**Short exercise**
Reproduce the rows word for word, starting at the first line and ending at the line that contains "- row-number: 15: [79, 240, 133, 276]", with both of those lines included.

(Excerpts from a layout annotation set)
· · · ·

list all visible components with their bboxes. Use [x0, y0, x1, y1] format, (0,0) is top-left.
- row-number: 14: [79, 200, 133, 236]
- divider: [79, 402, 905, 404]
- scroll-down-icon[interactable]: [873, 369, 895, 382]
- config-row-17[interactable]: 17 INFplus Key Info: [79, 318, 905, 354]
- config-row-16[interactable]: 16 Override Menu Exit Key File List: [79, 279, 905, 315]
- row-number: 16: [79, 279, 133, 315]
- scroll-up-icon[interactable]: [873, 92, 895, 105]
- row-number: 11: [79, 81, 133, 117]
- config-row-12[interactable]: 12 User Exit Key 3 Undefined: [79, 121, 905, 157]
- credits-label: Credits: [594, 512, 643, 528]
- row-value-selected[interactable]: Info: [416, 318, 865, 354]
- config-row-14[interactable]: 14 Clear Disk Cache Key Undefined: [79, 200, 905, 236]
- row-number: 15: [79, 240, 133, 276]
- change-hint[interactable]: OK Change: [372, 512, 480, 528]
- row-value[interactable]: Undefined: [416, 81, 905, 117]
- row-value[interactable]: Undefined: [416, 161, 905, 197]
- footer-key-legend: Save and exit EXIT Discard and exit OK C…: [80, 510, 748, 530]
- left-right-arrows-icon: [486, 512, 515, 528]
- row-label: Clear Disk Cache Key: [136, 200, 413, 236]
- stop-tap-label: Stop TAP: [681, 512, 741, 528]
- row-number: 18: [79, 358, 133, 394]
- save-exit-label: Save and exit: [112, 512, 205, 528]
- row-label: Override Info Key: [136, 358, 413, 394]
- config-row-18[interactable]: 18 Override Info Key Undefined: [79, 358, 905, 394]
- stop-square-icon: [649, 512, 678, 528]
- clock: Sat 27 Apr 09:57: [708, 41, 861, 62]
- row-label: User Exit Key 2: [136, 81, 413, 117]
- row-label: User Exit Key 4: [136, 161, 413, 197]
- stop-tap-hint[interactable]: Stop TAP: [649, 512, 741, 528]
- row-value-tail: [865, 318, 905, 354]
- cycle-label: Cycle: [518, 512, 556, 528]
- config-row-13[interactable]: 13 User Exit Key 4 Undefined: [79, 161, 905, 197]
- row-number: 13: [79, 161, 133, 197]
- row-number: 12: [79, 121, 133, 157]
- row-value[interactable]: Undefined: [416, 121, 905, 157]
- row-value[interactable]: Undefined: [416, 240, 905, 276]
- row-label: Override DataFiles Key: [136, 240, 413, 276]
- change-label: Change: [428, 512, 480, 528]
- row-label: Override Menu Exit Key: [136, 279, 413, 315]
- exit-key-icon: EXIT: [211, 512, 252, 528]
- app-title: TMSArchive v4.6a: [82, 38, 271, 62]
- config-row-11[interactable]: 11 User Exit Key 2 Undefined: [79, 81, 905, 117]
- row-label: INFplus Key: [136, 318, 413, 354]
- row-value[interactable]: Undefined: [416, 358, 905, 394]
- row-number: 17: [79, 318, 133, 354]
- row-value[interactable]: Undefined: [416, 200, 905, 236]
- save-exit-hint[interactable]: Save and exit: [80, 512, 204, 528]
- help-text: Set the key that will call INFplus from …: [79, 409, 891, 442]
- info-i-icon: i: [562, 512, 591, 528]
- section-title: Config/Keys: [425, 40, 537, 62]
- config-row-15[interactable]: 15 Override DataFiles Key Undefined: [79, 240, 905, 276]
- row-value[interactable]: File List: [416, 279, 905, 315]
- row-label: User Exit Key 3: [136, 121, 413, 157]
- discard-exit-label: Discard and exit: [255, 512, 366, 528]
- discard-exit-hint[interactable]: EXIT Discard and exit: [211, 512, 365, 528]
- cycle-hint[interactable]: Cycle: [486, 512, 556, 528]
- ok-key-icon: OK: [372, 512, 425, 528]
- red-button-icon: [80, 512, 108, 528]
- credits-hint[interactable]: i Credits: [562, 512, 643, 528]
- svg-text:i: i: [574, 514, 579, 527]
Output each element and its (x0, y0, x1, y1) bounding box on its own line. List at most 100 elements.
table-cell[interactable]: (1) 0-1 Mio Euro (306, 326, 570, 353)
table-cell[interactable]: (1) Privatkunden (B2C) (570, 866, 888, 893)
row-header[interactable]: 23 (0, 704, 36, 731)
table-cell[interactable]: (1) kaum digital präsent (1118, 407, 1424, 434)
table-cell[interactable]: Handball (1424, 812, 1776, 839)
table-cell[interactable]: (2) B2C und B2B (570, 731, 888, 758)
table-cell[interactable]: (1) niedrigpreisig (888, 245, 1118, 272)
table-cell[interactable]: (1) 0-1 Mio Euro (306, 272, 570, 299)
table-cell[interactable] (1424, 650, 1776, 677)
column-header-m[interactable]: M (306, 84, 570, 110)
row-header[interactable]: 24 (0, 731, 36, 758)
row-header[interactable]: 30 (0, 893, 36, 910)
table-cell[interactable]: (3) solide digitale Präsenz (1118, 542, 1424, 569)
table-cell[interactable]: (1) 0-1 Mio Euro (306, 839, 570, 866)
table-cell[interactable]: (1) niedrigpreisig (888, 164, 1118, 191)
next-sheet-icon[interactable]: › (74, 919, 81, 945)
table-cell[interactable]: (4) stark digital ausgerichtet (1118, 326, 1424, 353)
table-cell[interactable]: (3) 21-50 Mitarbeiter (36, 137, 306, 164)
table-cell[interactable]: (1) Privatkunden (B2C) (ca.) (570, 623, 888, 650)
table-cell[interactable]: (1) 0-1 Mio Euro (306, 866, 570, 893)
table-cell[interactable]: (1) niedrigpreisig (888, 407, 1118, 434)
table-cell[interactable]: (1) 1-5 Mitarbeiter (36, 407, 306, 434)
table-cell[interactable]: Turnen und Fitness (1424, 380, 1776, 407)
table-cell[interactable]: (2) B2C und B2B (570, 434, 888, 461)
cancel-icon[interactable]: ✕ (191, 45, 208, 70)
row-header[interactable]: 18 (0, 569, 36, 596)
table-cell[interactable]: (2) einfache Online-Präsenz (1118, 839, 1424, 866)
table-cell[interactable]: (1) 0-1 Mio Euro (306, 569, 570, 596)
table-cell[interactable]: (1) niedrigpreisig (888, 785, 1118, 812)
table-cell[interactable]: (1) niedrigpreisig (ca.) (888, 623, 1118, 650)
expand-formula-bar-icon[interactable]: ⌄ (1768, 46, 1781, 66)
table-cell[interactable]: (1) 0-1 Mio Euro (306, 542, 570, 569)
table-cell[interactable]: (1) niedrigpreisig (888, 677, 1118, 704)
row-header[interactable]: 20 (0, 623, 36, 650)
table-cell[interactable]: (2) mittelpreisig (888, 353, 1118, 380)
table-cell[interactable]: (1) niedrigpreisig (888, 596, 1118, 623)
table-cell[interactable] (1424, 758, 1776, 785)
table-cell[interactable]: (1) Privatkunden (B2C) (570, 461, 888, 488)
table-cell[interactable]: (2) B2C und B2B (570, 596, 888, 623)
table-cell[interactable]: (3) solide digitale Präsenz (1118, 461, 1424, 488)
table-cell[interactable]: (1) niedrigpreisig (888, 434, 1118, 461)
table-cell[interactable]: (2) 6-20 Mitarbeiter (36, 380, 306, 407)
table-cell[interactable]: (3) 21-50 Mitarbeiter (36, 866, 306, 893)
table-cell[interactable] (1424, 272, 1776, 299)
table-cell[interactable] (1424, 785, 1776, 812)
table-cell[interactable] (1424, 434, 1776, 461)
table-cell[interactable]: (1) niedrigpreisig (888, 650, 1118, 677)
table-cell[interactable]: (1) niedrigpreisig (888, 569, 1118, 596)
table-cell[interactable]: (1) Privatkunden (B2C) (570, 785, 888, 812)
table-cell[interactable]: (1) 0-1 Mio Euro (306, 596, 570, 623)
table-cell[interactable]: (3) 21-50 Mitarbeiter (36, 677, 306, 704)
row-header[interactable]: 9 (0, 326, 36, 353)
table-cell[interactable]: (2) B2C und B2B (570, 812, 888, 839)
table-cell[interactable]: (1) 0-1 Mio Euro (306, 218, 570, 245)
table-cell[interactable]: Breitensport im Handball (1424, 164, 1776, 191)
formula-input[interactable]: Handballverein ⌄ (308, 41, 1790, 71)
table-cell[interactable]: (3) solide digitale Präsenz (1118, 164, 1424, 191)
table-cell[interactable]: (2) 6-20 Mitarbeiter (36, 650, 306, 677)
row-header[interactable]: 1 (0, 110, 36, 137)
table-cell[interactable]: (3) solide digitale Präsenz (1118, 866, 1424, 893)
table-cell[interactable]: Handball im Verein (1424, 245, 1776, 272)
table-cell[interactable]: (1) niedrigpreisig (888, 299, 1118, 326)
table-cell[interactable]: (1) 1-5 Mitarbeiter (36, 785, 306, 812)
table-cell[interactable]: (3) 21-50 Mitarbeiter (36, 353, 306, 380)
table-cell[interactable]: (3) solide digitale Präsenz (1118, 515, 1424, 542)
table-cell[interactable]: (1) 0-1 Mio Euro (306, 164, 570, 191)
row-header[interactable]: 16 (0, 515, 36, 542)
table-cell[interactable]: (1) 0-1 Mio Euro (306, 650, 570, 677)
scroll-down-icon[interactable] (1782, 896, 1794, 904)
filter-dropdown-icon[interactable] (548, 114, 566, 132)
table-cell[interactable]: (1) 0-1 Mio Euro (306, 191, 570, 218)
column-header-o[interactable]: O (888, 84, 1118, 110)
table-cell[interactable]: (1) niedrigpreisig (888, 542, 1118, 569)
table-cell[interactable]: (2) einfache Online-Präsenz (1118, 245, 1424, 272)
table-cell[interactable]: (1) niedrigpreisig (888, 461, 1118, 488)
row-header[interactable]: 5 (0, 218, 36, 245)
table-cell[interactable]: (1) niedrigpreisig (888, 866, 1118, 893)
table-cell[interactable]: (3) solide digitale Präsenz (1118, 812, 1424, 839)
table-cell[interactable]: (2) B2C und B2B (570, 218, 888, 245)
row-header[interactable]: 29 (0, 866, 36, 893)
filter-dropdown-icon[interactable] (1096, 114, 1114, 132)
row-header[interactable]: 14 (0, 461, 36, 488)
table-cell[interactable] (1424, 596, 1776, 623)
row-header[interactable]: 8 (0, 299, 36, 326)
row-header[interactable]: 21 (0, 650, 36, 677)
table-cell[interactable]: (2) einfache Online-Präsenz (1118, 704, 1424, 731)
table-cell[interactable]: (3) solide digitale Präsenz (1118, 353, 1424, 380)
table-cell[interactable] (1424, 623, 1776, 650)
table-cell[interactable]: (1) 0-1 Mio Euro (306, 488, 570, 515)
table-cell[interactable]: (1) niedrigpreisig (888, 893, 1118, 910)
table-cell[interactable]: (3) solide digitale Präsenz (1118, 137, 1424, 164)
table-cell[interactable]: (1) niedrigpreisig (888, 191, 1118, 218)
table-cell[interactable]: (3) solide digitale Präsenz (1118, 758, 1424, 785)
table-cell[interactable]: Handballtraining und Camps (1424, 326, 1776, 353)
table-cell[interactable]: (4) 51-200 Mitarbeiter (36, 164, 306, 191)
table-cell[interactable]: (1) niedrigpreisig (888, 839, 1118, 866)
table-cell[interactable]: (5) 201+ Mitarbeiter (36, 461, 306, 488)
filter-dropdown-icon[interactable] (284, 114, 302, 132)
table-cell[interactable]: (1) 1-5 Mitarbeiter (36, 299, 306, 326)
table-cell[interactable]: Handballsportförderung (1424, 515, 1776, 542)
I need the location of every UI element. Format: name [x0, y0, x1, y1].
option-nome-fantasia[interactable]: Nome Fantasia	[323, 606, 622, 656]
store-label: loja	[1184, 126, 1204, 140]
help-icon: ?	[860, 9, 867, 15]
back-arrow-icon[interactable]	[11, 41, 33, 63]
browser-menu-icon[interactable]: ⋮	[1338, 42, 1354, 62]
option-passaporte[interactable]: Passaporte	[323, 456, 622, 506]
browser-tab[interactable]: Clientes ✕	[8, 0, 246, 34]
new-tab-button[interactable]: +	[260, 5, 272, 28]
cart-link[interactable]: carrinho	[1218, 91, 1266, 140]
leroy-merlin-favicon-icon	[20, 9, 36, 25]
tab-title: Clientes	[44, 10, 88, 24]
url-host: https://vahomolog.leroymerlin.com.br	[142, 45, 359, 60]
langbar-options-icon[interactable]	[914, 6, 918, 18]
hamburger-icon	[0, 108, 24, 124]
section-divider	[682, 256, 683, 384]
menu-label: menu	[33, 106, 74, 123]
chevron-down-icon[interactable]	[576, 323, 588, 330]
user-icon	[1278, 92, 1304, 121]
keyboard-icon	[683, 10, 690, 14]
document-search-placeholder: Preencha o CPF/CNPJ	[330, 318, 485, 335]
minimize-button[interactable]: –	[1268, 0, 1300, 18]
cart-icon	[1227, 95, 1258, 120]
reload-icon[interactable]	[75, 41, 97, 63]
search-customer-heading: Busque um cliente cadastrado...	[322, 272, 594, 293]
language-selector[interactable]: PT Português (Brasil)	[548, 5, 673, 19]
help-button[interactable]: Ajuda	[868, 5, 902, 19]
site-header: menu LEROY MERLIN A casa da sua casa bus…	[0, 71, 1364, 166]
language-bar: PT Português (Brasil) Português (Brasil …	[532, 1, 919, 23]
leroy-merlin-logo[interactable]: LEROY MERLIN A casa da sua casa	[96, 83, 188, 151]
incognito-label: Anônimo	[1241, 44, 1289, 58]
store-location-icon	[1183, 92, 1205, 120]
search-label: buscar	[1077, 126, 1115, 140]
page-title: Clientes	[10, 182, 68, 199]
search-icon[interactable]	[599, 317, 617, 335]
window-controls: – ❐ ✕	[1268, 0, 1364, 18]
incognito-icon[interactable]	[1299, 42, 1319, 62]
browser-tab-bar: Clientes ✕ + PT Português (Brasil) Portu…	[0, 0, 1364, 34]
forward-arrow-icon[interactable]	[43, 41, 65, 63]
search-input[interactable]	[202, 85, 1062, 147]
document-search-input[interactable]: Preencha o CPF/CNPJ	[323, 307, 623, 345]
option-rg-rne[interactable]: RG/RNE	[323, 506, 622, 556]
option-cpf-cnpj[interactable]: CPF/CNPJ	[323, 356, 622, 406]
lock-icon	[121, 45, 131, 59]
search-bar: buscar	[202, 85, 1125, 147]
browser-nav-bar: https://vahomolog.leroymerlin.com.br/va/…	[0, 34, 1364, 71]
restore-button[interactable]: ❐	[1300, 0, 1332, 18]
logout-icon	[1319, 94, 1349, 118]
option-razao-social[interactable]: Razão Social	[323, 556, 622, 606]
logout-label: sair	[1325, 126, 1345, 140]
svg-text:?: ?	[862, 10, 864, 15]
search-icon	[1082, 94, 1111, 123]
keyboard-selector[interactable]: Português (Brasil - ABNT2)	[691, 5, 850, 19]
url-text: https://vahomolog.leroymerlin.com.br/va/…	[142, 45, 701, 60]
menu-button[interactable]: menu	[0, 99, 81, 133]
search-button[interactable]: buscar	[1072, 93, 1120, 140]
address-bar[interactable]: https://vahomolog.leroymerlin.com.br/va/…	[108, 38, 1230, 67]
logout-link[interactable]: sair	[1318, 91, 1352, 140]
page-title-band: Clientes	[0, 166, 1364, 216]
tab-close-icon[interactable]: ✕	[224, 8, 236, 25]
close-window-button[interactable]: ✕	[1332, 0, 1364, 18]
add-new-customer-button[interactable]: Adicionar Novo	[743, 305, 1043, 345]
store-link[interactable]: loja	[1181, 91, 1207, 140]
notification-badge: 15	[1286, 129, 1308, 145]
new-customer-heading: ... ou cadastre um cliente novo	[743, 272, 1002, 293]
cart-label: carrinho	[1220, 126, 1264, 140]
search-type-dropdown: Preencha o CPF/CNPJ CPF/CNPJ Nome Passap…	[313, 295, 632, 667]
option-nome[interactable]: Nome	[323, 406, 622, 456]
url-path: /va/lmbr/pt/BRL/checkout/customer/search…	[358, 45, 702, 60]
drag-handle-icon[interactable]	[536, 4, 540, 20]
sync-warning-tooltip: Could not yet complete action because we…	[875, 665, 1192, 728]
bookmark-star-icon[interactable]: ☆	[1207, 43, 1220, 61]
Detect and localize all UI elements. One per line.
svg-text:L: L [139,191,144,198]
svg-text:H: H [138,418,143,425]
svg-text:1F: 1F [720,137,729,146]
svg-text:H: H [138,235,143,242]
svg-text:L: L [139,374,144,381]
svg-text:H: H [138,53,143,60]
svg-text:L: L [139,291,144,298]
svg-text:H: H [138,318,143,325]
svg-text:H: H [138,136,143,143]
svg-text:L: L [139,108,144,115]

· · · ·

**Exercise result**
list all visible components with their bboxes. Use [x0, y0, x1, y1] format, (0,0) is top-left.
- row-number: 14: [79, 200, 133, 236]
- divider: [79, 402, 905, 404]
- scroll-down-icon[interactable]: [873, 369, 895, 382]
- config-row-17[interactable]: 17 INFplus Key Info: [79, 318, 905, 354]
- config-row-16[interactable]: 16 Override Menu Exit Key File List: [79, 279, 905, 315]
- row-number: 16: [79, 279, 133, 315]
- scroll-up-icon[interactable]: [873, 92, 895, 105]
- row-number: 11: [79, 81, 133, 117]
- config-row-12[interactable]: 12 User Exit Key 3 Undefined: [79, 121, 905, 157]
- credits-label: Credits: [594, 512, 643, 528]
- row-value-selected[interactable]: Info: [416, 318, 865, 354]
- config-row-14[interactable]: 14 Clear Disk Cache Key Undefined: [79, 200, 905, 236]
- row-number: 15: [79, 240, 133, 276]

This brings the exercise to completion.